<<<<

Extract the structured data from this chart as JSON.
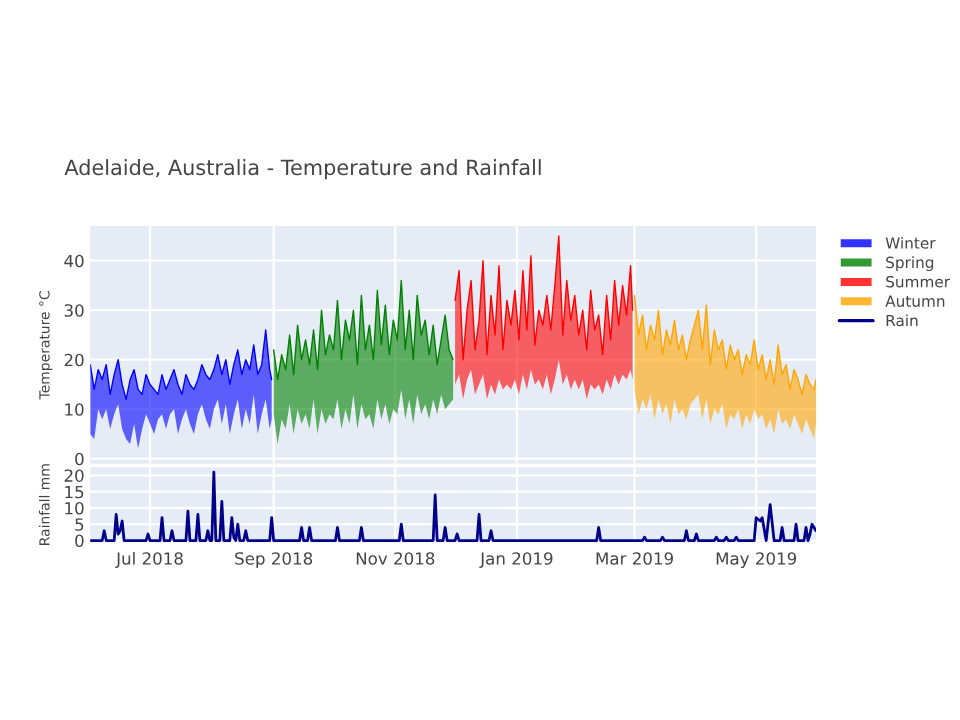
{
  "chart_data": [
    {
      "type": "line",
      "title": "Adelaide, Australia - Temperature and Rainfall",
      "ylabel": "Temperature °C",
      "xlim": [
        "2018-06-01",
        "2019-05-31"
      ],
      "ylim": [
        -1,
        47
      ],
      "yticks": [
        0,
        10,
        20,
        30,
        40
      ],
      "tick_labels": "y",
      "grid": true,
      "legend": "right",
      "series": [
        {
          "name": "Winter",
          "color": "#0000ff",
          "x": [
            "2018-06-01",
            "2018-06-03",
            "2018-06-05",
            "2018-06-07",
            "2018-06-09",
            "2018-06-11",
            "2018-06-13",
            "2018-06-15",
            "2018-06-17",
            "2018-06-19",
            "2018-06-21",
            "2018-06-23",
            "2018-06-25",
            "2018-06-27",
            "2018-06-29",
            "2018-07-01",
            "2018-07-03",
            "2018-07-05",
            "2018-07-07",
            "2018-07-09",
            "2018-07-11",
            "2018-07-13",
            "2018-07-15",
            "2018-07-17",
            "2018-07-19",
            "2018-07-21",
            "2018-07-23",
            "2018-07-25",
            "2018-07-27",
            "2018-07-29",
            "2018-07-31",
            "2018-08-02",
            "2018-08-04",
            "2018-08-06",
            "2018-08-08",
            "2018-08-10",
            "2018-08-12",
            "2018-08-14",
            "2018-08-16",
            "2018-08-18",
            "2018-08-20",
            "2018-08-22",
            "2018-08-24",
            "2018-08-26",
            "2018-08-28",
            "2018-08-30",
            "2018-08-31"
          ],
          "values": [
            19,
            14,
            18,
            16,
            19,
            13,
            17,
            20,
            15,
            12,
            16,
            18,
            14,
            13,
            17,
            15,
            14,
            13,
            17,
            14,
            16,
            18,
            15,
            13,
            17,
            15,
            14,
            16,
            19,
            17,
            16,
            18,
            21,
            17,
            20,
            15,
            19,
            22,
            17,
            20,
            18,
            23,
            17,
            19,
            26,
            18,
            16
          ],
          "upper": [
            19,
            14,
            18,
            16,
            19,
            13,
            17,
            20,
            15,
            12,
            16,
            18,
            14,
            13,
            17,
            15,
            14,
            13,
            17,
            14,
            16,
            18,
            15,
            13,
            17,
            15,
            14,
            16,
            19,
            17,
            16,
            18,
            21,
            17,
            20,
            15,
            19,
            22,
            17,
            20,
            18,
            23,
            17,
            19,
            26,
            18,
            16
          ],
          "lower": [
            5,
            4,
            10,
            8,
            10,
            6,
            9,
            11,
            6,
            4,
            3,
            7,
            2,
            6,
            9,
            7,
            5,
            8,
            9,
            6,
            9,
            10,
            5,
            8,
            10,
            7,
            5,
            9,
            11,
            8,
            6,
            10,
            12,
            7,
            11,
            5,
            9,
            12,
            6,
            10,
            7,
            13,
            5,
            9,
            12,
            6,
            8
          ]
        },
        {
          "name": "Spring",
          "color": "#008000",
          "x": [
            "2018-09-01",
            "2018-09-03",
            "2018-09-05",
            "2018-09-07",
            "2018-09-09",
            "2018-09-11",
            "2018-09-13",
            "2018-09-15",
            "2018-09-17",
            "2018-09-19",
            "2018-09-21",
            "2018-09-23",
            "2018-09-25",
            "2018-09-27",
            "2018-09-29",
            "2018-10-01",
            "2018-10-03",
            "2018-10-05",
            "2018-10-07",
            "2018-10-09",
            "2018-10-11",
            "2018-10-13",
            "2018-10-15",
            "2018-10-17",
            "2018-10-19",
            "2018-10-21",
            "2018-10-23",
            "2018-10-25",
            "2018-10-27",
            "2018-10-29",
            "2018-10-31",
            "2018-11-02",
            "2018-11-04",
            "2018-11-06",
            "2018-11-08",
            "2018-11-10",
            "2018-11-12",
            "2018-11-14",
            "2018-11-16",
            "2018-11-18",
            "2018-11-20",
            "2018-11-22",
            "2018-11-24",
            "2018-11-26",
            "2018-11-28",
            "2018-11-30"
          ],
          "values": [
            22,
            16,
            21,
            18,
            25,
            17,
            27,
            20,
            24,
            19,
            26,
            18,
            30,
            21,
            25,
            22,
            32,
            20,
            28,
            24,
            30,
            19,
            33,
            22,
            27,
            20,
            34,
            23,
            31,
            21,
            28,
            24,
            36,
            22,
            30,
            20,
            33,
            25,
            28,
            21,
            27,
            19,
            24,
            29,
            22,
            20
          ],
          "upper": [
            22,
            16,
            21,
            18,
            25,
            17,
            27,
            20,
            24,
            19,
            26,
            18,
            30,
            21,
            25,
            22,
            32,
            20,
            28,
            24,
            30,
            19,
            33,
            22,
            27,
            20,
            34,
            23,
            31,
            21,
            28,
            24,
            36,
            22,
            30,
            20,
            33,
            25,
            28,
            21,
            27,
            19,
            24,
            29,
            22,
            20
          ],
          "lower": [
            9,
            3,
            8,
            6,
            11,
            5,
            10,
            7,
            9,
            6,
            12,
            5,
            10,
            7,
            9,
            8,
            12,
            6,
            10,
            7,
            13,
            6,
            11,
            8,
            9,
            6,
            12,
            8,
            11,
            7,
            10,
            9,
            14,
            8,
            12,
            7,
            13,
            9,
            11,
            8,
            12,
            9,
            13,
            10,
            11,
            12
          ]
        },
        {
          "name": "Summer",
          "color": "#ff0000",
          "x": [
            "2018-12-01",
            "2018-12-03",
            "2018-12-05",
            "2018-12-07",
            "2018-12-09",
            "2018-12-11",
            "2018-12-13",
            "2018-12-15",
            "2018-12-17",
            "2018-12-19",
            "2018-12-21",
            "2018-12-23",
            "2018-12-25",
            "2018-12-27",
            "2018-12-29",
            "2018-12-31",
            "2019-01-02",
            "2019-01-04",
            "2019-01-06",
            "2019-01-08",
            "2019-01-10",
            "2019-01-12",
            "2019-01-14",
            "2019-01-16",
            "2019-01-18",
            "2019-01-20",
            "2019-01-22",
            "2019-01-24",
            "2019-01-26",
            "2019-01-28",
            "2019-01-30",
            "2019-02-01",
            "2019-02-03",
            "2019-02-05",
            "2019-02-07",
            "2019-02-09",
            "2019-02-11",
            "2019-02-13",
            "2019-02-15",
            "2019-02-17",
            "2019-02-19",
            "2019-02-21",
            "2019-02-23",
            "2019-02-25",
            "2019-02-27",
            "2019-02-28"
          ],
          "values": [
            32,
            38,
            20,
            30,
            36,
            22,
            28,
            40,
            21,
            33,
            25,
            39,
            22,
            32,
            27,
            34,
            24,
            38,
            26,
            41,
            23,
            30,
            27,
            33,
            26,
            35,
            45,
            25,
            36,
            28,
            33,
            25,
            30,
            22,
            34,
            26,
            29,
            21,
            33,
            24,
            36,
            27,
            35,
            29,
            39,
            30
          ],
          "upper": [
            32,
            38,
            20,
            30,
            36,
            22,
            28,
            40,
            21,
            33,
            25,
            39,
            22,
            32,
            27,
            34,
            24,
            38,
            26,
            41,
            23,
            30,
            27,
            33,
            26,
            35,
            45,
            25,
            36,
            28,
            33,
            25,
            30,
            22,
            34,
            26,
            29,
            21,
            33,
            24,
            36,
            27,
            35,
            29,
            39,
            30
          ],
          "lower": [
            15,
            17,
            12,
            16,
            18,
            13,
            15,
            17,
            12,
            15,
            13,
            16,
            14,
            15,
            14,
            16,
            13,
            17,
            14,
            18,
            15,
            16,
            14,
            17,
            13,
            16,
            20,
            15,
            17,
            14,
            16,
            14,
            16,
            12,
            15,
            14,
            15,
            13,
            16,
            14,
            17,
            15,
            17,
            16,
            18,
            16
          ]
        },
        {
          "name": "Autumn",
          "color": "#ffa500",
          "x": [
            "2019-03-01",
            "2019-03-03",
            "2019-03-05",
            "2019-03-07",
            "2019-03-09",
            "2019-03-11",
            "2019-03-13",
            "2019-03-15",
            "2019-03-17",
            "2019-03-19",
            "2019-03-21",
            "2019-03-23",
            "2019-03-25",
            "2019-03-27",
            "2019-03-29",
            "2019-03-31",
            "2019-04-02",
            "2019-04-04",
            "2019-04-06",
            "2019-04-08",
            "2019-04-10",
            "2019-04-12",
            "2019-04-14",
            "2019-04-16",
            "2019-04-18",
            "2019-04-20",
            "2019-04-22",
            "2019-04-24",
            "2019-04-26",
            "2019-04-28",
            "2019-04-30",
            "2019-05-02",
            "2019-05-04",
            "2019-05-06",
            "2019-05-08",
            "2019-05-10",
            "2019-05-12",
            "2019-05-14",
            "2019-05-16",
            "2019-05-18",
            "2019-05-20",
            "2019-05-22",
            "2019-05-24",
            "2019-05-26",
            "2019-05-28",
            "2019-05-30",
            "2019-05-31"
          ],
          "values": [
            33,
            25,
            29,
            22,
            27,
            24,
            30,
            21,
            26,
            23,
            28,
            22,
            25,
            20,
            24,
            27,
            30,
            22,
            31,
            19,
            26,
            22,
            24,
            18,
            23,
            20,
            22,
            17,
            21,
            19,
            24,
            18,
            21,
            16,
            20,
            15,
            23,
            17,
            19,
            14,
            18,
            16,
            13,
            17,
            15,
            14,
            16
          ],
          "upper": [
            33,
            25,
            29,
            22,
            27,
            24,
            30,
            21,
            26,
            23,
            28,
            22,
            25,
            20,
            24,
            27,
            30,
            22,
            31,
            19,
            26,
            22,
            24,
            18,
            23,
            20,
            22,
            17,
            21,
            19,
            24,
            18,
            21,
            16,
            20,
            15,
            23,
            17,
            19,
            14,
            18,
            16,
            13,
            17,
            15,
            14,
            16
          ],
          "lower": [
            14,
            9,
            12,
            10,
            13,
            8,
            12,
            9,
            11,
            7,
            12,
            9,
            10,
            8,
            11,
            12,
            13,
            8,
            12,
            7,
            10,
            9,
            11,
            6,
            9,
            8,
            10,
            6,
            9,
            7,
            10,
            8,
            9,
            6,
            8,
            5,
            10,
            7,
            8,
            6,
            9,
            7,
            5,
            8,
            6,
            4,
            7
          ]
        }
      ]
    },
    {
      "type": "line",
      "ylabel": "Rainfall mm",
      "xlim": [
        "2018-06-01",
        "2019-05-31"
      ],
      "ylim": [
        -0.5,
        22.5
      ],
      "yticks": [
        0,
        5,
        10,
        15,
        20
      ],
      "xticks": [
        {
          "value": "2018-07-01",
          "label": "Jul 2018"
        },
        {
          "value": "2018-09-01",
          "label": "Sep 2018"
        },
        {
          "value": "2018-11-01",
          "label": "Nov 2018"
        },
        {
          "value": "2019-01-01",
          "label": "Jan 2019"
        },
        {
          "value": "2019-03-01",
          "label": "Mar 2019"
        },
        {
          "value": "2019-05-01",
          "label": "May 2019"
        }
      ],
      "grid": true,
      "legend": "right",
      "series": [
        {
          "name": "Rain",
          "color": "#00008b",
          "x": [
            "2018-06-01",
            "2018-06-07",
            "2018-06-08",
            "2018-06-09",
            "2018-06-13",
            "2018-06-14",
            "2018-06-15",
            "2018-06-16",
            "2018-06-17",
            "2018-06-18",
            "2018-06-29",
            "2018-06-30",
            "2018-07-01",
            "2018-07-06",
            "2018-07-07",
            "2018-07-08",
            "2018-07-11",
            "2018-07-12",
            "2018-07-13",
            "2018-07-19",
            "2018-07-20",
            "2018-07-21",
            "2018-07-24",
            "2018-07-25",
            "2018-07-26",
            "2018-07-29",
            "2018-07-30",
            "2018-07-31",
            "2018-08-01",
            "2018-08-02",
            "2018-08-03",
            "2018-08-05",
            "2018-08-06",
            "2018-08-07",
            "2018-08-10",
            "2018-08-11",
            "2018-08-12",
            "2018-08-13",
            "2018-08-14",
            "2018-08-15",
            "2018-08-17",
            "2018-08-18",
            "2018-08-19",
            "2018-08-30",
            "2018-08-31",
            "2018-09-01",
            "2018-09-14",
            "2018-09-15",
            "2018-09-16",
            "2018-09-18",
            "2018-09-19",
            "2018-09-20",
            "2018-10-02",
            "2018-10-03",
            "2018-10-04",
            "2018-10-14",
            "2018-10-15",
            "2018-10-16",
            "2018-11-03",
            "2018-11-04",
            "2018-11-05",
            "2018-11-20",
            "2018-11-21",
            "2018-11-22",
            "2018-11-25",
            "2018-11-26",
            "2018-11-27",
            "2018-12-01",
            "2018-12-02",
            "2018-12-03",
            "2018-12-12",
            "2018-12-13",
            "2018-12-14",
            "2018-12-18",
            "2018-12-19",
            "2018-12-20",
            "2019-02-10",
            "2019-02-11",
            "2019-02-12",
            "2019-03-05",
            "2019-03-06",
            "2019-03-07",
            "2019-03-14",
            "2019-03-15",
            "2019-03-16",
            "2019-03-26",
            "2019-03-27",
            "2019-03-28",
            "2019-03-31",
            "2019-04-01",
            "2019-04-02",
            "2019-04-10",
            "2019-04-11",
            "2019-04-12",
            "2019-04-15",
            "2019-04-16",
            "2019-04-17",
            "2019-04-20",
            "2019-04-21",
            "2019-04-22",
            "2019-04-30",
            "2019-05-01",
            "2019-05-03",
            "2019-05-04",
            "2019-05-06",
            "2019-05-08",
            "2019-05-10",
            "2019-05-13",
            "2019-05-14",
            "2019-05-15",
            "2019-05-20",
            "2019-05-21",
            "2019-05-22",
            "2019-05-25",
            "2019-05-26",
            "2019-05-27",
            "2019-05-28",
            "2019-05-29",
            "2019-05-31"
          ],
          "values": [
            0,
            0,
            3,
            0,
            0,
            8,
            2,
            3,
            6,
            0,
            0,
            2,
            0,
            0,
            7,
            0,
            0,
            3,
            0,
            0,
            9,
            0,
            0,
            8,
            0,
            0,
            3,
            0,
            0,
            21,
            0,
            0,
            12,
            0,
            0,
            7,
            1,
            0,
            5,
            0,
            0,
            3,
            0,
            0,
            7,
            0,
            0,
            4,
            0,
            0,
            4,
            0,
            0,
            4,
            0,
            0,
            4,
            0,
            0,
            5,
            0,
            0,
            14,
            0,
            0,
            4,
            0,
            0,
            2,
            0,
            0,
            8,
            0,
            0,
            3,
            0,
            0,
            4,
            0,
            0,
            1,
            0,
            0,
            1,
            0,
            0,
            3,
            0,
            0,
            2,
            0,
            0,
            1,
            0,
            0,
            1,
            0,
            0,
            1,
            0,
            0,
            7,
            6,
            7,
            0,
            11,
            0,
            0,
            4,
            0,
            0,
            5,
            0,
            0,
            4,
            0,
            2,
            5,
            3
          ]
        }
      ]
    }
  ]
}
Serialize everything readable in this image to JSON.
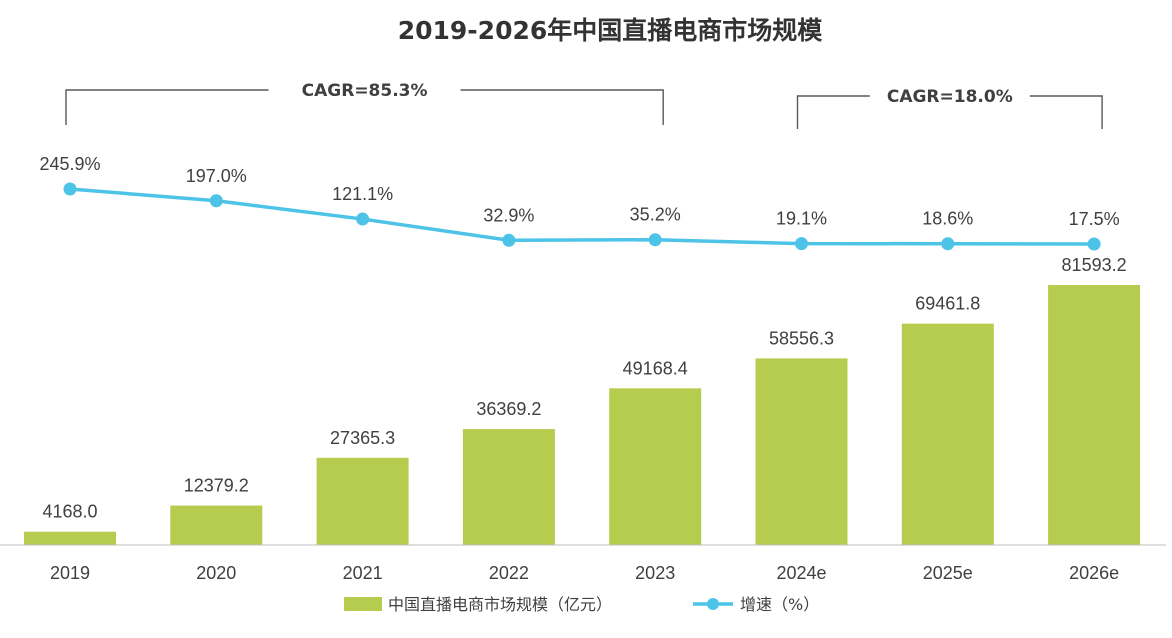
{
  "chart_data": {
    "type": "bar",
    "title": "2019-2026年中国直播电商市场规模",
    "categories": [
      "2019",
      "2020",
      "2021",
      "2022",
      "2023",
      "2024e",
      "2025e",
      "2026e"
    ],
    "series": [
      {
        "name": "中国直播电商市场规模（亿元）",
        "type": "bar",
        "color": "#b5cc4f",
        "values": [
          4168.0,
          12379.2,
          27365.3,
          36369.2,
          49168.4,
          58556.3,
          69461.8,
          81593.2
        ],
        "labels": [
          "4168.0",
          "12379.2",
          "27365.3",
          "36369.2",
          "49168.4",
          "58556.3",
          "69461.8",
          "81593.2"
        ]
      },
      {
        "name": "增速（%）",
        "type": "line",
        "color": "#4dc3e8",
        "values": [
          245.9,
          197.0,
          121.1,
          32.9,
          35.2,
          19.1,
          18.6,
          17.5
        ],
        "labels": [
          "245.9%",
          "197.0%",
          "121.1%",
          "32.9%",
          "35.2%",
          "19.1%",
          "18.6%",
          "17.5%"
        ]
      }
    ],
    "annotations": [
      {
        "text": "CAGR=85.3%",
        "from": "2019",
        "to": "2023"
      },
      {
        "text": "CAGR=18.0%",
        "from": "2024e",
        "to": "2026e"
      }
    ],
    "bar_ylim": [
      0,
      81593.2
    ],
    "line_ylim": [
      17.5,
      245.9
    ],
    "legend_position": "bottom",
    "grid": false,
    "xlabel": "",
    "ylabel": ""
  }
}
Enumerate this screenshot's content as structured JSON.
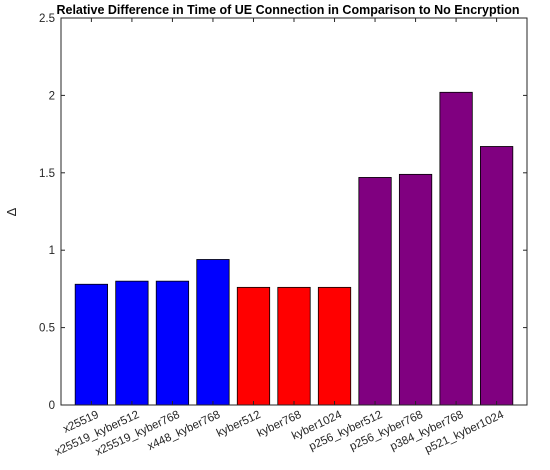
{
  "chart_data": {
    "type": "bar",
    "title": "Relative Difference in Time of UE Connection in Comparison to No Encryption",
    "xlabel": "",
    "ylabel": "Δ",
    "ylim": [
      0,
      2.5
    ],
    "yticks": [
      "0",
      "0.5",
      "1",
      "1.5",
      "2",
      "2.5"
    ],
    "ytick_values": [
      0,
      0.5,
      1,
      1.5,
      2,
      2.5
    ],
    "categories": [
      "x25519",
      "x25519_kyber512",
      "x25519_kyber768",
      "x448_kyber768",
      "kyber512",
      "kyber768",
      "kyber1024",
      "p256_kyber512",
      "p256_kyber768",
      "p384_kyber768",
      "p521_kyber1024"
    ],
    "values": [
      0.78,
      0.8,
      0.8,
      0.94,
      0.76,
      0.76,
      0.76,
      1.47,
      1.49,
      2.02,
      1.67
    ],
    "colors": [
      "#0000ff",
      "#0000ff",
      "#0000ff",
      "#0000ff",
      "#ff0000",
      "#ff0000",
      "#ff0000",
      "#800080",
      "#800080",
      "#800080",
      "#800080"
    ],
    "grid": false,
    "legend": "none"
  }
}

>>>>

Problem: Filter the listing above by the word "name"; copy each line that passes.

In response:
          "name": "Winter",
          "name": "Spring",
          "name": "Summer",
          "name": "Autumn",
          "name": "Rain",
        "name": "中国直播电商市场规模（亿元）",
        "name": "增速（%）",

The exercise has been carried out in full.